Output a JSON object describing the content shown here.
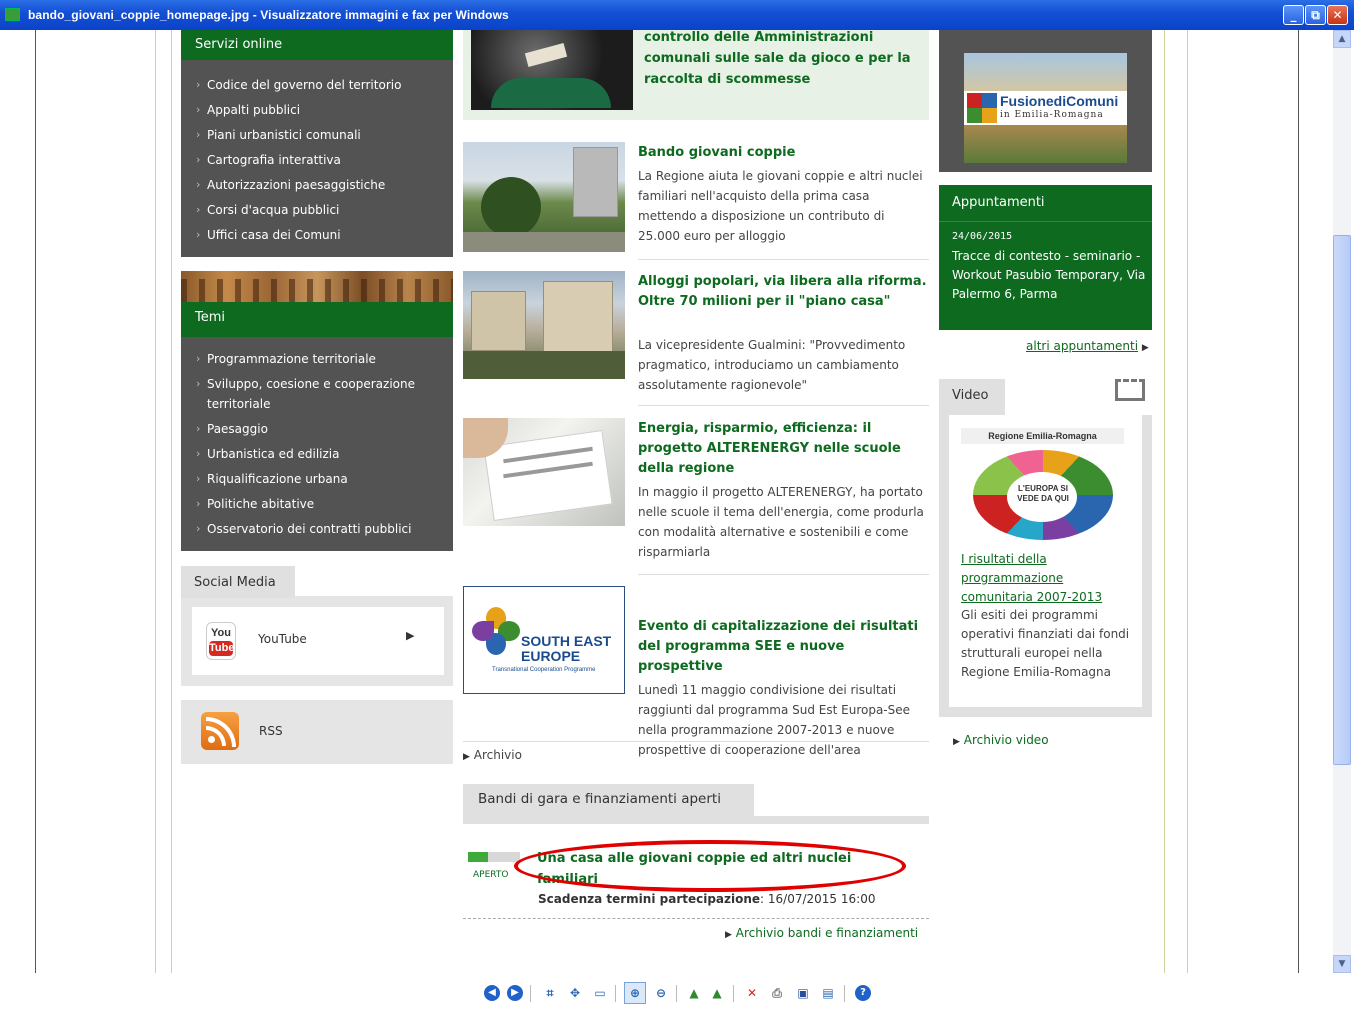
{
  "window": {
    "title": "bando_giovani_coppie_homepage.jpg - Visualizzatore immagini e fax per Windows",
    "minimize": "_",
    "maximize": "⧉",
    "close": "✕"
  },
  "left": {
    "services": {
      "heading": "Servizi online",
      "items": [
        "Codice del governo del territorio",
        "Appalti pubblici",
        "Piani urbanistici comunali",
        "Cartografia interattiva",
        "Autorizzazioni paesaggistiche",
        "Corsi d'acqua pubblici",
        "Uffici casa dei Comuni"
      ]
    },
    "temi": {
      "heading": "Temi",
      "items": [
        "Programmazione territoriale",
        "Sviluppo, coesione e cooperazione territoriale",
        "Paesaggio",
        "Urbanistica ed edilizia",
        "Riqualificazione urbana",
        "Politiche abitative",
        "Osservatorio dei contratti pubblici"
      ]
    },
    "social": {
      "heading": "Social Media",
      "youtube_logo": "You Tube",
      "youtube": "YouTube",
      "rss": "RSS"
    }
  },
  "center": {
    "top_title": "controllo delle Amministrazioni comunali sulle sale da gioco e per la raccolta di scommesse",
    "news": [
      {
        "title": "Bando giovani coppie",
        "text": "La Regione aiuta le giovani coppie e altri nuclei familiari nell'acquisto della prima casa mettendo a disposizione un contributo di 25.000 euro per alloggio"
      },
      {
        "title": "Alloggi popolari, via libera alla riforma. Oltre 70 milioni per il \"piano casa\"",
        "text": "La vicepresidente Gualmini: \"Provvedimento pragmatico, introduciamo un cambiamento assolutamente ragionevole\""
      },
      {
        "title": "Energia, risparmio, efficienza: il progetto ALTERENERGY nelle scuole della regione",
        "text": "In maggio il progetto ALTERENERGY, ha portato nelle scuole il tema dell'energia, come produrla con modalità alternative e sostenibili e come risparmiarla"
      },
      {
        "title": "Evento di capitalizzazione dei risultati del programma SEE e nuove prospettive",
        "text": "Lunedì 11 maggio condivisione dei risultati raggiunti dal programma Sud Est Europa-See nella programmazione 2007-2013 e nuove prospettive di cooperazione dell'area",
        "logo_line1": "SOUTH EAST",
        "logo_line2": "EUROPE",
        "logo_line3": "Transnational Cooperation Programme"
      }
    ],
    "archivio": "Archivio",
    "bandi": {
      "heading": "Bandi di gara e finanziamenti aperti",
      "status": "APERTO",
      "title": "Una casa alle giovani coppie ed altri nuclei familiari",
      "deadline_label": "Scadenza termini partecipazione",
      "deadline_value": ": 16/07/2015 16:00",
      "archive_link": "Archivio bandi e finanziamenti"
    }
  },
  "right": {
    "fusione": {
      "line1": "FusionediComuni",
      "line2": "in Emilia-Romagna"
    },
    "appuntamenti": {
      "heading": "Appuntamenti",
      "date": "24/06/2015",
      "text": "Tracce di contesto - seminario - Workout Pasubio Temporary, Via Palermo 6, Parma",
      "more": "altri appuntamenti"
    },
    "video": {
      "heading": "Video",
      "thumb_caption": "Regione Emilia-Romagna",
      "thumb_text": "L'EUROPA SI VEDE DA QUI",
      "link": "I risultati della programmazione comunitaria 2007-2013",
      "text": "Gli esiti dei programmi operativi finanziati dai fondi strutturali europei nella Regione Emilia-Romagna",
      "archive": "Archivio video"
    }
  },
  "colors": {
    "green": "#0d6a1f",
    "dark_panel": "#535353",
    "annotation": "#e00000",
    "titlebar": "#1450d4"
  },
  "toolbar": {
    "icons": [
      "previous-image-icon",
      "next-image-icon",
      "best-fit-icon",
      "actual-size-icon",
      "slideshow-icon",
      "zoom-in-icon",
      "zoom-out-icon",
      "rotate-clockwise-icon",
      "rotate-counterclockwise-icon",
      "delete-icon",
      "print-icon",
      "save-icon",
      "open-editor-icon",
      "help-icon"
    ]
  }
}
- - - -
- GIVEN PROBLEM -
Without including any pictures, output all the entries above exactly.

- ANSWER TO THIS TASK -
Output a JSON object describing the content shown here.
{
  "window": {
    "title": "bando_giovani_coppie_homepage.jpg - Visualizzatore immagini e fax per Windows",
    "minimize": "_",
    "maximize": "⧉",
    "close": "✕"
  },
  "left": {
    "services": {
      "heading": "Servizi online",
      "items": [
        "Codice del governo del territorio",
        "Appalti pubblici",
        "Piani urbanistici comunali",
        "Cartografia interattiva",
        "Autorizzazioni paesaggistiche",
        "Corsi d'acqua pubblici",
        "Uffici casa dei Comuni"
      ]
    },
    "temi": {
      "heading": "Temi",
      "items": [
        "Programmazione territoriale",
        "Sviluppo, coesione e cooperazione territoriale",
        "Paesaggio",
        "Urbanistica ed edilizia",
        "Riqualificazione urbana",
        "Politiche abitative",
        "Osservatorio dei contratti pubblici"
      ]
    },
    "social": {
      "heading": "Social Media",
      "youtube_logo": "You Tube",
      "youtube": "YouTube",
      "rss": "RSS"
    }
  },
  "center": {
    "top_title": "controllo delle Amministrazioni comunali sulle sale da gioco e per la raccolta di scommesse",
    "news": [
      {
        "title": "Bando giovani coppie",
        "text": "La Regione aiuta le giovani coppie e altri nuclei familiari nell'acquisto della prima casa mettendo a disposizione un contributo di 25.000 euro per alloggio"
      },
      {
        "title": "Alloggi popolari, via libera alla riforma. Oltre 70 milioni per il \"piano casa\"",
        "text": "La vicepresidente Gualmini: \"Provvedimento pragmatico, introduciamo un cambiamento assolutamente ragionevole\""
      },
      {
        "title": "Energia, risparmio, efficienza: il progetto ALTERENERGY nelle scuole della regione",
        "text": "In maggio il progetto ALTERENERGY, ha portato nelle scuole il tema dell'energia, come produrla con modalità alternative e sostenibili e come risparmiarla"
      },
      {
        "title": "Evento di capitalizzazione dei risultati del programma SEE e nuove prospettive",
        "text": "Lunedì 11 maggio condivisione dei risultati raggiunti dal programma Sud Est Europa-See nella programmazione 2007-2013 e nuove prospettive di cooperazione dell'area",
        "logo_line1": "SOUTH EAST",
        "logo_line2": "EUROPE",
        "logo_line3": "Transnational Cooperation Programme"
      }
    ],
    "archivio": "Archivio",
    "bandi": {
      "heading": "Bandi di gara e finanziamenti aperti",
      "status": "APERTO",
      "title": "Una casa alle giovani coppie ed altri nuclei familiari",
      "deadline_label": "Scadenza termini partecipazione",
      "deadline_value": ": 16/07/2015 16:00",
      "archive_link": "Archivio bandi e finanziamenti"
    }
  },
  "right": {
    "fusione": {
      "line1": "FusionediComuni",
      "line2": "in Emilia-Romagna"
    },
    "appuntamenti": {
      "heading": "Appuntamenti",
      "date": "24/06/2015",
      "text": "Tracce di contesto - seminario - Workout Pasubio Temporary, Via Palermo 6, Parma",
      "more": "altri appuntamenti"
    },
    "video": {
      "heading": "Video",
      "thumb_caption": "Regione Emilia-Romagna",
      "thumb_text": "L'EUROPA SI VEDE DA QUI",
      "link": "I risultati della programmazione comunitaria 2007-2013",
      "text": "Gli esiti dei programmi operativi finanziati dai fondi strutturali europei nella Regione Emilia-Romagna",
      "archive": "Archivio video"
    }
  },
  "colors": {
    "green": "#0d6a1f",
    "dark_panel": "#535353",
    "annotation": "#e00000",
    "titlebar": "#1450d4"
  },
  "toolbar": {
    "icons": [
      "previous-image-icon",
      "next-image-icon",
      "best-fit-icon",
      "actual-size-icon",
      "slideshow-icon",
      "zoom-in-icon",
      "zoom-out-icon",
      "rotate-clockwise-icon",
      "rotate-counterclockwise-icon",
      "delete-icon",
      "print-icon",
      "save-icon",
      "open-editor-icon",
      "help-icon"
    ]
  }
}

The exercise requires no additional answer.